┌─ Trecho selecionado

O Conselho Nacional de Justiça tem uma ferramenta que demonstra a taxa de congestionamento dos Tribunais. A taxa de congestionamento, segundo o Conselho Nacional de Justiça (2019, p. 78) é o “indicador que mede o percentual de casos que permaneceram pendentes de solução ao final do ano-base, em relação ao que tramitou (soma dos pendentes e dos baixados)”. Estes índices são publicados anualmente no Relatório da Justiça em Números e revela um cenário preocupante: A Justiça Estadual apresenta taxa de congestionamento de 73,9%, enquanto na Justiça do Trabalho a taxa em questão é de 52,8%, e na Justiça Federal é de 69,6%. (CONSELHO NACIONAL DE JUSTIÇA, 2019, p. 95).

A taxa de congestionamento e o elevado número de demandas que são ajuizadas todos os dias comprometem a efetividade da jurisdição. A justiça brasileira é, portanto, caracterizada como ineficiente, pois não dá conta do contingente de litígios pendentes. A estrutura do Poder Judiciário é incompatível com os litígios complexos do contexto socioeconômico contemporâneo, de modo que uma demanda que necessite de instrução mais aprofundada sofre pela lentidão da conclusão do processo judicial, uma das principais críticas da sociedade e, também, uma afronta ao princípio constitucional da razoável duração do processo.

Acesso à Justiça visa não só a acessibilidade ao Poder Judiciário, mas também que ele produza resultados que sejam individual e socialmente justos. (CAPPELLETTI; GARTH, 2002, p. 3).

└─
┌─ Material apresentado

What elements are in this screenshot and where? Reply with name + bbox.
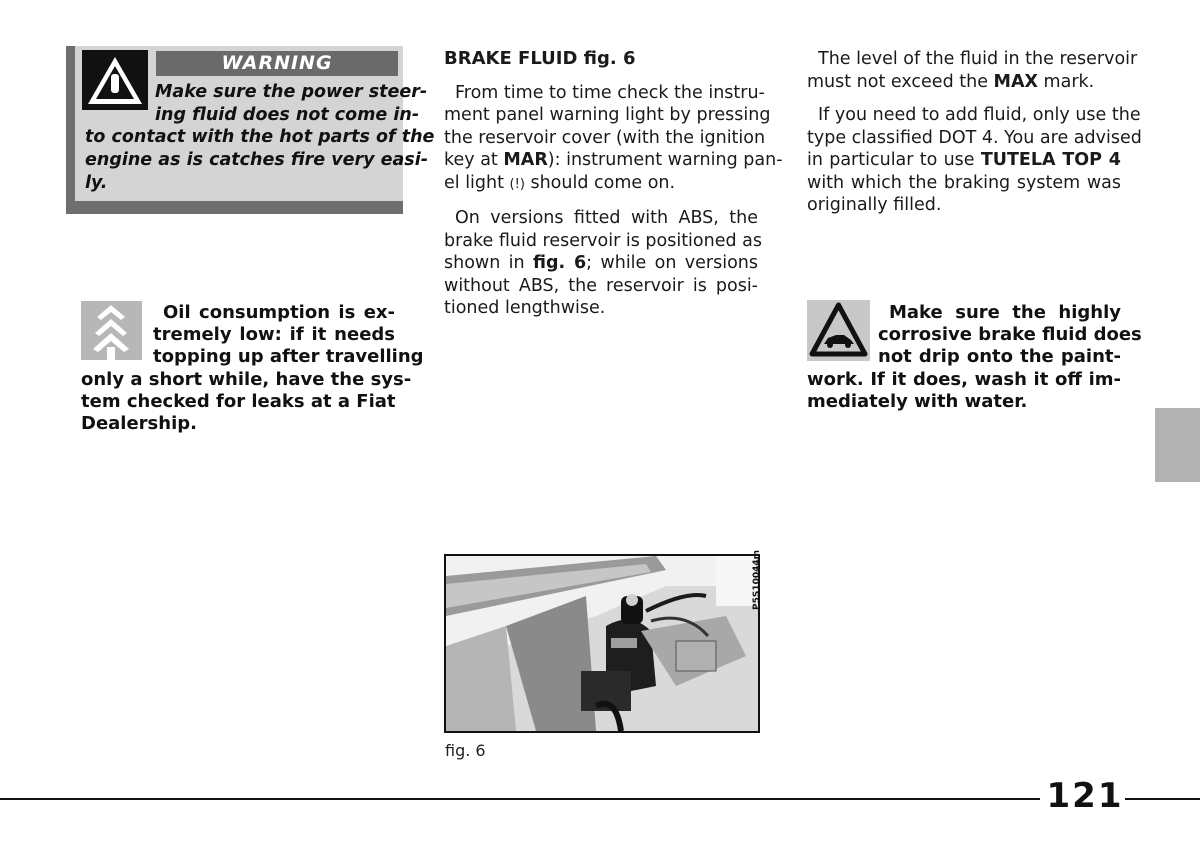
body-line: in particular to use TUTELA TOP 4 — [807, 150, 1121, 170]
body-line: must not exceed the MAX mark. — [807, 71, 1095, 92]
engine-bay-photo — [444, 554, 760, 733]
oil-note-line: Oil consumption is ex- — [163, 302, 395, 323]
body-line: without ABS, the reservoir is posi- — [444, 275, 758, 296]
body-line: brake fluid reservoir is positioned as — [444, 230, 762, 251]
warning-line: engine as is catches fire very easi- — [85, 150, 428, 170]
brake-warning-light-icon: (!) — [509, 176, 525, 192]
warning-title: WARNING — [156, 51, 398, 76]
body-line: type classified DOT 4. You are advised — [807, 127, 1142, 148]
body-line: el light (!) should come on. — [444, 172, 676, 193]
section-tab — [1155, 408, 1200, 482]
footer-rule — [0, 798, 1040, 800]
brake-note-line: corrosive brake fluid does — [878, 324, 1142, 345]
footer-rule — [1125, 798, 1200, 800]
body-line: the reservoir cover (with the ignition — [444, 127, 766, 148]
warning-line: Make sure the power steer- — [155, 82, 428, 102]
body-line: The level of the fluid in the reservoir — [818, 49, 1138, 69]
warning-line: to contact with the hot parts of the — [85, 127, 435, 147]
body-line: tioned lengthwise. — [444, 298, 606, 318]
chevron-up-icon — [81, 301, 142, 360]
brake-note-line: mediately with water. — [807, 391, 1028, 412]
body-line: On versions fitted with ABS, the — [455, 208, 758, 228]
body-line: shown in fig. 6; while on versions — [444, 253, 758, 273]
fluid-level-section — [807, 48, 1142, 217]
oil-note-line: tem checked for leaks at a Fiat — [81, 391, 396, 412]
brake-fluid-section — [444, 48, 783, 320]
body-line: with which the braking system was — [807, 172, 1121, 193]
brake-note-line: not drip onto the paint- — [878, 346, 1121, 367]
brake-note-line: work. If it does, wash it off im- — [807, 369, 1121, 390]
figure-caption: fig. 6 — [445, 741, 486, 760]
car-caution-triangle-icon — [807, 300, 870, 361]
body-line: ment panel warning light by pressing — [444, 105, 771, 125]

└─

**O que fazer**
Prossiga com o texto sobre a taxa de congestionamento dos tribunais, começando logo depois da última frase apresentada. O material não tem nenhuma relação com esta tarefa.

**Resultado da tarefa**
Corolário do acesso à justiça, o artigo 5º, inciso XXXV, da Constituição Federal garante e inafastabilidade da jurisdição. Pode parecer redundância, mas na verdade o que o constituinte quis deixar claro é que na República Federativa do Brasil deve se proporcionar não só acesso formal ao Poder Judiciário, mas de qualidade, que proporcione tutela jurisdicional efetiva, tempestiva e adequada (WATANABE, 2017, p. 88).

Resta superada a ideia novecentista de que o acesso à justiça se satisfaz somente ao aspecto formal. Desde o advento dos direitos humanos e sociais, no século XX, inspirado pelos ideais de igualdade e fraternidade da Revolução Francesa e nas revoluções socialistas, mas, em especial na reconstrução jurídica dos países na confluência ideológica entre os modelos liberal e socialista (experimentados e refutados, pelos abusos de ambos), adotando-se um modelo de Estado Social, o Direito passou a ser compreendido como um direito fundamental de um sistema jurídico que visa a assegurar a liberdade, mas tendo no Estado o ente que assegura que a liberdade dos sujeitos não se torne instrumento de injustiças. Tal modelo de Estado Social, garantindo liberdade, mas atribuindo função social aos institutos do liberalismo, passa também por uma nova função do juiz, no processo civil, que desempenha uma dupla posição: é paritário no diálogo, porém hierárquico na decisão.

O jurista, portanto, deve encarar que as técnicas processuais servem para atender interesses sociais e que as cortes não constituem a única forma de solução de conflitos, mas existem formas alternativas ao sistema judiciário.

O trabalho de Cappelletti e Garth, a obra “Acesso à Justiça”, identificou algumas barreiras a serem enfrentadas visando a efetivação de tal postulado. Destacou a primeira onda de acesso à justiça como sendo assistência judiciária aos menos favorecidos economicamente; a segunda como uma representação jurídica adequada aos interesses difusos e coletivos; e no que denominou como terceira onda de acesso à justiça, a obra aponta a necessidade de ampliar da informalização de procedimentos de resolução de conflitos (CAPPELLETTI; GARTH, 2002, p. 12).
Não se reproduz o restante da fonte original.